[Excerpt from a dataset]

## START

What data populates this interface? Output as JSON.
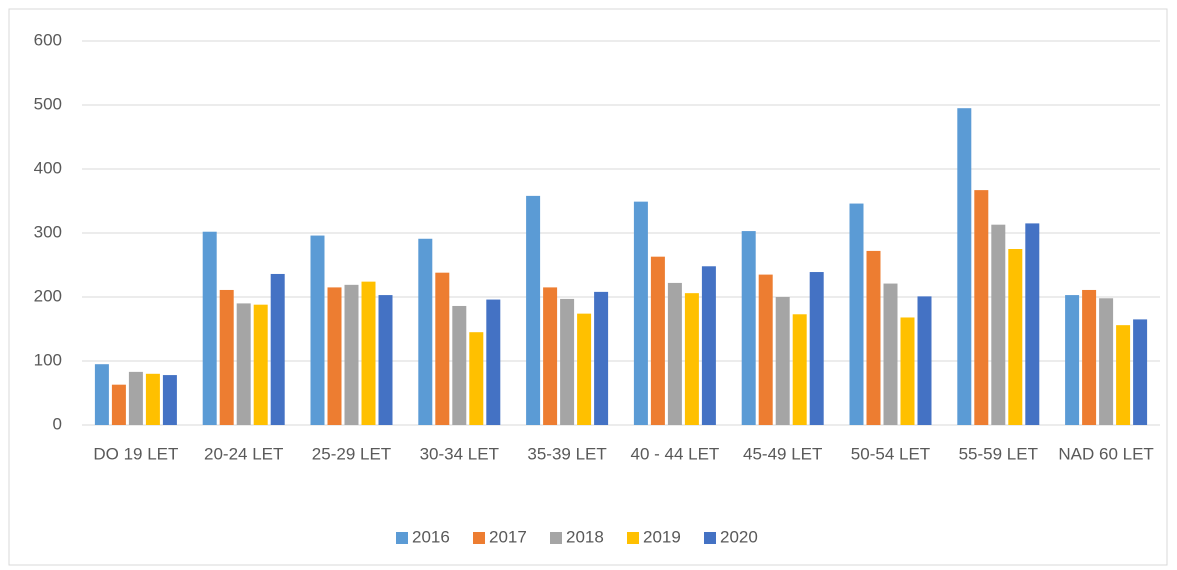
{
  "chart_data": {
    "type": "bar",
    "categories": [
      "DO 19 LET",
      "20-24 LET",
      "25-29 LET",
      "30-34 LET",
      "35-39 LET",
      "40 - 44 LET",
      "45-49 LET",
      "50-54 LET",
      "55-59 LET",
      "NAD 60 LET"
    ],
    "series": [
      {
        "name": "2016",
        "color": "#5b9bd5",
        "values": [
          95,
          302,
          296,
          291,
          358,
          349,
          303,
          346,
          495,
          203
        ]
      },
      {
        "name": "2017",
        "color": "#ed7d31",
        "values": [
          63,
          211,
          215,
          238,
          215,
          263,
          235,
          272,
          367,
          211
        ]
      },
      {
        "name": "2018",
        "color": "#a5a5a5",
        "values": [
          83,
          190,
          219,
          186,
          197,
          222,
          200,
          221,
          313,
          198
        ]
      },
      {
        "name": "2019",
        "color": "#ffc000",
        "values": [
          80,
          188,
          224,
          145,
          174,
          206,
          173,
          168,
          275,
          156
        ]
      },
      {
        "name": "2020",
        "color": "#4472c4",
        "values": [
          78,
          236,
          203,
          196,
          208,
          248,
          239,
          201,
          315,
          165
        ]
      }
    ],
    "ylim": [
      0,
      600
    ],
    "yticks": [
      0,
      100,
      200,
      300,
      400,
      500,
      600
    ],
    "grid": true,
    "legend": "bottom"
  }
}
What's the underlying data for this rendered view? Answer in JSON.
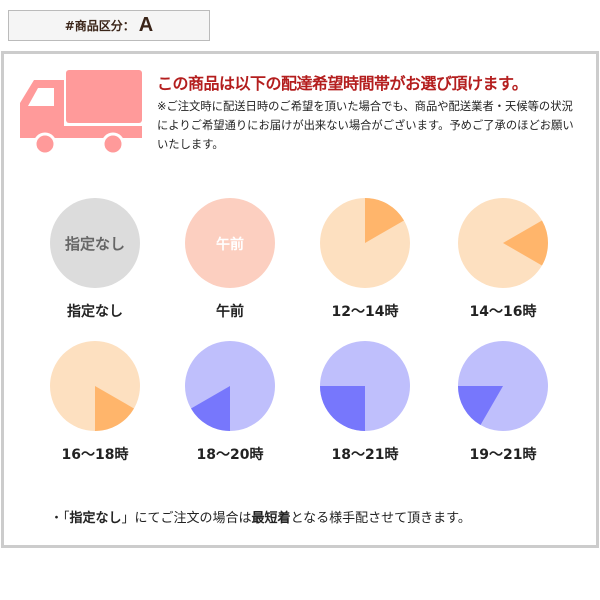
{
  "header": {
    "key": "#商品区分：",
    "value": "A"
  },
  "notice": {
    "title": "この商品は以下の配達希望時間帯がお選び頂けます。",
    "description": "※ご注文時に配送日時のご希望を頂いた場合でも、商品や配送業者・天候等の状況によりご希望通りにお届けが出来ない場合がございます。予めご了承のほどお願いいたします。"
  },
  "icons": {
    "truck": "truck-icon"
  },
  "colors": {
    "title": "#b41e1e",
    "truck": "#ff9a9a",
    "none": "#dcdcdc",
    "morning": "#fccfc0",
    "day_base": "#fde0c0",
    "day_slice": "#ffb56b",
    "night_base": "#bfbffc",
    "night_slice": "#7777fc"
  },
  "slots": [
    {
      "label": "指定なし",
      "inner": "指定なし",
      "type": "none"
    },
    {
      "label": "午前",
      "inner": "午前",
      "type": "morning"
    },
    {
      "label": "12〜14時",
      "type": "day",
      "from": 12,
      "to": 14
    },
    {
      "label": "14〜16時",
      "type": "day",
      "from": 14,
      "to": 16
    },
    {
      "label": "16〜18時",
      "type": "day",
      "from": 16,
      "to": 18
    },
    {
      "label": "18〜20時",
      "type": "night",
      "from": 18,
      "to": 20
    },
    {
      "label": "18〜21時",
      "type": "night",
      "from": 18,
      "to": 21
    },
    {
      "label": "19〜21時",
      "type": "night",
      "from": 19,
      "to": 21
    }
  ],
  "footnote": {
    "pre": "・「",
    "bold1": "指定なし",
    "mid": "」にてご注文の場合は",
    "bold2": "最短着",
    "post": "となる様手配させて頂きます。"
  }
}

## END

■ YOUR TASK ■
Where a line above includes "name", copy that line.

■ FULL SOLUTION ■
        "name": "2016",
        "name": "2017",
        "name": "2018",
        "name": "2019",
        "name": "2020",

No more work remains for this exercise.